◆ **Work to complete**
Each record needs to be echoed exactly; can you do that?

Items from a dataset:

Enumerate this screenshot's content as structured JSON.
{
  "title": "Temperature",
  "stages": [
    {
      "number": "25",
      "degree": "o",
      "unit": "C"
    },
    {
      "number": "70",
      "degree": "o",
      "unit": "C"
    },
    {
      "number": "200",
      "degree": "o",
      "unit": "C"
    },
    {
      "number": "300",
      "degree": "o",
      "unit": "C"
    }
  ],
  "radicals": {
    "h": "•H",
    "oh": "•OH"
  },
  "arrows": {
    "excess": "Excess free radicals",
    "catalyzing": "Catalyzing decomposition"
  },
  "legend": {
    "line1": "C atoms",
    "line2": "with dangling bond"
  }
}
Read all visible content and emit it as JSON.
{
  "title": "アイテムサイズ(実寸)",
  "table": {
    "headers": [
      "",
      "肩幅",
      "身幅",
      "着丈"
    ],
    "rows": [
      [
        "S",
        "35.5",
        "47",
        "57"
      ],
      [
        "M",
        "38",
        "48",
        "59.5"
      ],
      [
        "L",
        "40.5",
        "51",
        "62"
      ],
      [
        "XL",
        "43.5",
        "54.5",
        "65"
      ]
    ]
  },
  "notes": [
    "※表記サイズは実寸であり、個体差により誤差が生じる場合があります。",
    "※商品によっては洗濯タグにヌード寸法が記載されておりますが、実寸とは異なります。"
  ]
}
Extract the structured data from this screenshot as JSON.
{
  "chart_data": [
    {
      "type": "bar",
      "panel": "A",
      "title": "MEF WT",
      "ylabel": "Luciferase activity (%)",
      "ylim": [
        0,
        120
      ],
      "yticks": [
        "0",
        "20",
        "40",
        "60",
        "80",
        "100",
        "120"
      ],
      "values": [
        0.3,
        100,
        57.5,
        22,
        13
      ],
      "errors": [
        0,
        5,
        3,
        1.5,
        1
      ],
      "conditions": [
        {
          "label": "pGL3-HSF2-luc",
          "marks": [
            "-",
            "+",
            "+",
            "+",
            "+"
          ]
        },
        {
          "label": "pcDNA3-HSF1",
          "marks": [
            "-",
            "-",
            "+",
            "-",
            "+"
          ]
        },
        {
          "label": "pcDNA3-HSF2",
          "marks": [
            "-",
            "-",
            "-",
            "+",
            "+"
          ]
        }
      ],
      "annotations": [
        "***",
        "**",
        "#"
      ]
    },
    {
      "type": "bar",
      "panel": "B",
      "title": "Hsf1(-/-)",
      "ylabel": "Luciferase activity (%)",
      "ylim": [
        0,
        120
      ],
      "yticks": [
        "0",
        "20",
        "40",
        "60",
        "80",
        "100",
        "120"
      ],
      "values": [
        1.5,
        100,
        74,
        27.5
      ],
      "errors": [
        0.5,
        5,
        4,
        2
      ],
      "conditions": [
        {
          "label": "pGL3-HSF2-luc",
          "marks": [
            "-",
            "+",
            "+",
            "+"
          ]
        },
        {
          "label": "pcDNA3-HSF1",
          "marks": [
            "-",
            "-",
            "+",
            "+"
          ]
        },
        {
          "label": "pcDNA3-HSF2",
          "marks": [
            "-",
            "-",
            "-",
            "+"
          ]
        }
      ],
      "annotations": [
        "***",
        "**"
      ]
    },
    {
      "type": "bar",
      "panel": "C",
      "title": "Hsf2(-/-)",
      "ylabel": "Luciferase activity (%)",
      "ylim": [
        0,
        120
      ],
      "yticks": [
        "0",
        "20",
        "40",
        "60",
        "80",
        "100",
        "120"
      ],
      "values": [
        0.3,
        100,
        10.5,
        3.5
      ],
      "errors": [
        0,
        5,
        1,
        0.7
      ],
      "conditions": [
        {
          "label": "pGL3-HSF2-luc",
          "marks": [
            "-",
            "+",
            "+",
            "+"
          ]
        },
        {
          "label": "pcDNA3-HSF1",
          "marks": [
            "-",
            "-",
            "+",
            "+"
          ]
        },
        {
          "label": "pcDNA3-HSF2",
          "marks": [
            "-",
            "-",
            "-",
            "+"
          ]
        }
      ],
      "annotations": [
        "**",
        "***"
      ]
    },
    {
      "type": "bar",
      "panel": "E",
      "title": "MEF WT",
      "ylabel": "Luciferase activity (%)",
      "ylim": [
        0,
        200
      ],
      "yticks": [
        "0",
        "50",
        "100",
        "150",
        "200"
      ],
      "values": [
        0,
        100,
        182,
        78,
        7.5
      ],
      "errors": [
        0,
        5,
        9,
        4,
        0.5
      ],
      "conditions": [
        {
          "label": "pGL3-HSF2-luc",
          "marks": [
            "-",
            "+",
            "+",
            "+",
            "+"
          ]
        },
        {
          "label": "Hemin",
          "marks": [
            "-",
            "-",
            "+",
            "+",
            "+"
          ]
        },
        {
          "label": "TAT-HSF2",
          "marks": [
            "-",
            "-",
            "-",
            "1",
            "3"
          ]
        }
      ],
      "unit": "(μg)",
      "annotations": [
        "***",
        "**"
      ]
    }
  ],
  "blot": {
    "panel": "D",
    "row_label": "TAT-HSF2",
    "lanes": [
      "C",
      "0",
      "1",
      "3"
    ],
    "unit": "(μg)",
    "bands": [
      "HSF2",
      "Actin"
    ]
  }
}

◆ **Problem solution**
Enumerate this screenshot's content as structured JSON.
{
  "title": "Temperature",
  "stages": [
    {
      "number": "25",
      "degree": "o",
      "unit": "C"
    },
    {
      "number": "70",
      "degree": "o",
      "unit": "C"
    },
    {
      "number": "200",
      "degree": "o",
      "unit": "C"
    },
    {
      "number": "300",
      "degree": "o",
      "unit": "C"
    }
  ],
  "radicals": {
    "h": "•H",
    "oh": "•OH"
  },
  "arrows": {
    "excess": "Excess free radicals",
    "catalyzing": "Catalyzing decomposition"
  },
  "legend": {
    "line1": "C atoms",
    "line2": "with dangling bond"
  }
}
Read all visible content and emit it as JSON.
{
  "title": "アイテムサイズ(実寸)",
  "table": {
    "headers": [
      "",
      "肩幅",
      "身幅",
      "着丈"
    ],
    "rows": [
      [
        "S",
        "35.5",
        "47",
        "57"
      ],
      [
        "M",
        "38",
        "48",
        "59.5"
      ],
      [
        "L",
        "40.5",
        "51",
        "62"
      ],
      [
        "XL",
        "43.5",
        "54.5",
        "65"
      ]
    ]
  },
  "notes": [
    "※表記サイズは実寸であり、個体差により誤差が生じる場合があります。",
    "※商品によっては洗濯タグにヌード寸法が記載されておりますが、実寸とは異なります。"
  ]
}
Extract the structured data from this screenshot as JSON.
{
  "chart_data": [
    {
      "type": "bar",
      "panel": "A",
      "title": "MEF WT",
      "ylabel": "Luciferase activity (%)",
      "ylim": [
        0,
        120
      ],
      "yticks": [
        "0",
        "20",
        "40",
        "60",
        "80",
        "100",
        "120"
      ],
      "values": [
        0.3,
        100,
        57.5,
        22,
        13
      ],
      "errors": [
        0,
        5,
        3,
        1.5,
        1
      ],
      "conditions": [
        {
          "label": "pGL3-HSF2-luc",
          "marks": [
            "-",
            "+",
            "+",
            "+",
            "+"
          ]
        },
        {
          "label": "pcDNA3-HSF1",
          "marks": [
            "-",
            "-",
            "+",
            "-",
            "+"
          ]
        },
        {
          "label": "pcDNA3-HSF2",
          "marks": [
            "-",
            "-",
            "-",
            "+",
            "+"
          ]
        }
      ],
      "annotations": [
        "***",
        "**",
        "#"
      ]
    },
    {
      "type": "bar",
      "panel": "B",
      "title": "Hsf1(-/-)",
      "ylabel": "Luciferase activity (%)",
      "ylim": [
        0,
        120
      ],
      "yticks": [
        "0",
        "20",
        "40",
        "60",
        "80",
        "100",
        "120"
      ],
      "values": [
        1.5,
        100,
        74,
        27.5
      ],
      "errors": [
        0.5,
        5,
        4,
        2
      ],
      "conditions": [
        {
          "label": "pGL3-HSF2-luc",
          "marks": [
            "-",
            "+",
            "+",
            "+"
          ]
        },
        {
          "label": "pcDNA3-HSF1",
          "marks": [
            "-",
            "-",
            "+",
            "+"
          ]
        },
        {
          "label": "pcDNA3-HSF2",
          "marks": [
            "-",
            "-",
            "-",
            "+"
          ]
        }
      ],
      "annotations": [
        "***",
        "**"
      ]
    },
    {
      "type": "bar",
      "panel": "C",
      "title": "Hsf2(-/-)",
      "ylabel": "Luciferase activity (%)",
      "ylim": [
        0,
        120
      ],
      "yticks": [
        "0",
        "20",
        "40",
        "60",
        "80",
        "100",
        "120"
      ],
      "values": [
        0.3,
        100,
        10.5,
        3.5
      ],
      "errors": [
        0,
        5,
        1,
        0.7
      ],
      "conditions": [
        {
          "label": "pGL3-HSF2-luc",
          "marks": [
            "-",
            "+",
            "+",
            "+"
          ]
        },
        {
          "label": "pcDNA3-HSF1",
          "marks": [
            "-",
            "-",
            "+",
            "+"
          ]
        },
        {
          "label": "pcDNA3-HSF2",
          "marks": [
            "-",
            "-",
            "-",
            "+"
          ]
        }
      ],
      "annotations": [
        "**",
        "***"
      ]
    },
    {
      "type": "bar",
      "panel": "E",
      "title": "MEF WT",
      "ylabel": "Luciferase activity (%)",
      "ylim": [
        0,
        200
      ],
      "yticks": [
        "0",
        "50",
        "100",
        "150",
        "200"
      ],
      "values": [
        0,
        100,
        182,
        78,
        7.5
      ],
      "errors": [
        0,
        5,
        9,
        4,
        0.5
      ],
      "conditions": [
        {
          "label": "pGL3-HSF2-luc",
          "marks": [
            "-",
            "+",
            "+",
            "+",
            "+"
          ]
        },
        {
          "label": "Hemin",
          "marks": [
            "-",
            "-",
            "+",
            "+",
            "+"
          ]
        },
        {
          "label": "TAT-HSF2",
          "marks": [
            "-",
            "-",
            "-",
            "1",
            "3"
          ]
        }
      ],
      "unit": "(μg)",
      "annotations": [
        "***",
        "**"
      ]
    }
  ],
  "blot": {
    "panel": "D",
    "row_label": "TAT-HSF2",
    "lanes": [
      "C",
      "0",
      "1",
      "3"
    ],
    "unit": "(μg)",
    "bands": [
      "HSF2",
      "Actin"
    ]
  }
}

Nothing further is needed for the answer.